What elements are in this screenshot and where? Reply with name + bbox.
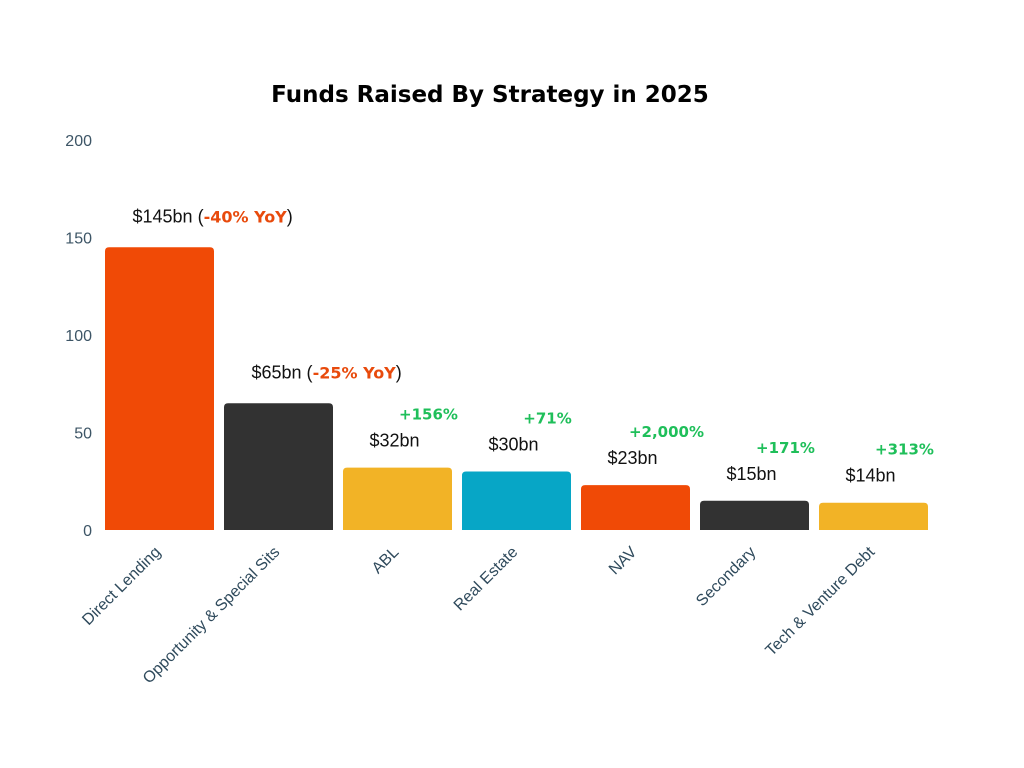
bar bbox=[700, 500, 809, 530]
value-label: $145bn (-40% YoY) bbox=[133, 206, 293, 226]
chart-title: Funds Raised By Strategy in 2025 bbox=[271, 82, 709, 108]
x-tick-label: Direct Lending bbox=[79, 544, 164, 629]
bars bbox=[105, 247, 928, 530]
y-tick-label: 50 bbox=[74, 426, 92, 443]
growth-label: +2,000% bbox=[629, 423, 704, 441]
y-tick-label: 100 bbox=[65, 328, 92, 345]
yoy-change: -25% YoY bbox=[313, 363, 397, 382]
value-label: $32bn bbox=[369, 431, 419, 451]
yoy-change: -40% YoY bbox=[204, 207, 288, 226]
value-label: $15bn bbox=[726, 464, 776, 484]
value-label: $14bn bbox=[845, 466, 895, 486]
bar bbox=[224, 403, 333, 530]
value-label: $65bn (-25% YoY) bbox=[252, 362, 402, 382]
y-tick-label: 200 bbox=[65, 133, 92, 150]
data-labels: $145bn (-40% YoY) $65bn (-25% YoY) $32bn $3… bbox=[133, 206, 934, 485]
growth-label: +171% bbox=[756, 439, 815, 457]
bar bbox=[343, 467, 452, 530]
y-tick-label: 150 bbox=[65, 231, 92, 248]
x-tick-label: Opportunity & Special Sits bbox=[140, 544, 283, 687]
x-tick-label: Tech & Venture Debt bbox=[763, 543, 879, 659]
x-tick-label: Real Estate bbox=[451, 544, 522, 615]
value-label: $30bn bbox=[488, 435, 538, 455]
y-axis: 0 50 100 150 200 bbox=[65, 133, 92, 540]
bar bbox=[581, 485, 690, 530]
bar bbox=[105, 247, 214, 530]
x-tick-label: NAV bbox=[606, 544, 641, 579]
growth-label: +71% bbox=[523, 410, 571, 428]
value-label: $23bn bbox=[607, 448, 657, 468]
y-tick-label: 0 bbox=[83, 523, 92, 540]
bar bbox=[819, 502, 928, 530]
x-tick-label: Secondary bbox=[693, 544, 759, 610]
bar bbox=[462, 471, 571, 530]
x-tick-label: ABL bbox=[369, 544, 402, 577]
growth-label: +156% bbox=[399, 406, 458, 424]
growth-label: +313% bbox=[875, 441, 934, 459]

PROBLEM: Rewrite every item above, changing each occurrence of "value-label" to "bar-value" and leaving everything else as is. Leave out the pictures.

COMPLETE RESPONSE:
What elements are in this screenshot and where? Reply with name + bbox.
bar bbox=[700, 500, 809, 530]
bar-value: $145bn (-40% YoY) bbox=[133, 206, 293, 226]
chart-title: Funds Raised By Strategy in 2025 bbox=[271, 82, 709, 108]
x-tick-label: Direct Lending bbox=[79, 544, 164, 629]
bars bbox=[105, 247, 928, 530]
y-tick-label: 50 bbox=[74, 426, 92, 443]
growth-label: +2,000% bbox=[629, 423, 704, 441]
y-tick-label: 100 bbox=[65, 328, 92, 345]
yoy-change: -25% YoY bbox=[313, 363, 397, 382]
bar-value: $32bn bbox=[369, 431, 419, 451]
yoy-change: -40% YoY bbox=[204, 207, 288, 226]
bar-value: $15bn bbox=[726, 464, 776, 484]
bar-value: $14bn bbox=[845, 466, 895, 486]
bar bbox=[224, 403, 333, 530]
bar-value: $65bn (-25% YoY) bbox=[252, 362, 402, 382]
y-tick-label: 200 bbox=[65, 133, 92, 150]
data-labels: $145bn (-40% YoY) $65bn (-25% YoY) $32bn $3… bbox=[133, 206, 934, 485]
growth-label: +171% bbox=[756, 439, 815, 457]
bar bbox=[343, 467, 452, 530]
y-tick-label: 150 bbox=[65, 231, 92, 248]
x-tick-label: Opportunity & Special Sits bbox=[140, 544, 283, 687]
x-tick-label: Tech & Venture Debt bbox=[763, 543, 879, 659]
x-tick-label: Real Estate bbox=[451, 544, 522, 615]
bar-value: $30bn bbox=[488, 435, 538, 455]
y-axis: 0 50 100 150 200 bbox=[65, 133, 92, 540]
bar bbox=[581, 485, 690, 530]
bar bbox=[105, 247, 214, 530]
x-tick-label: NAV bbox=[606, 544, 641, 579]
growth-label: +71% bbox=[523, 410, 571, 428]
bar-value: $23bn bbox=[607, 448, 657, 468]
y-tick-label: 0 bbox=[83, 523, 92, 540]
bar bbox=[819, 502, 928, 530]
x-tick-label: Secondary bbox=[693, 544, 759, 610]
bar bbox=[462, 471, 571, 530]
x-tick-label: ABL bbox=[369, 544, 402, 577]
growth-label: +156% bbox=[399, 406, 458, 424]
growth-label: +313% bbox=[875, 441, 934, 459]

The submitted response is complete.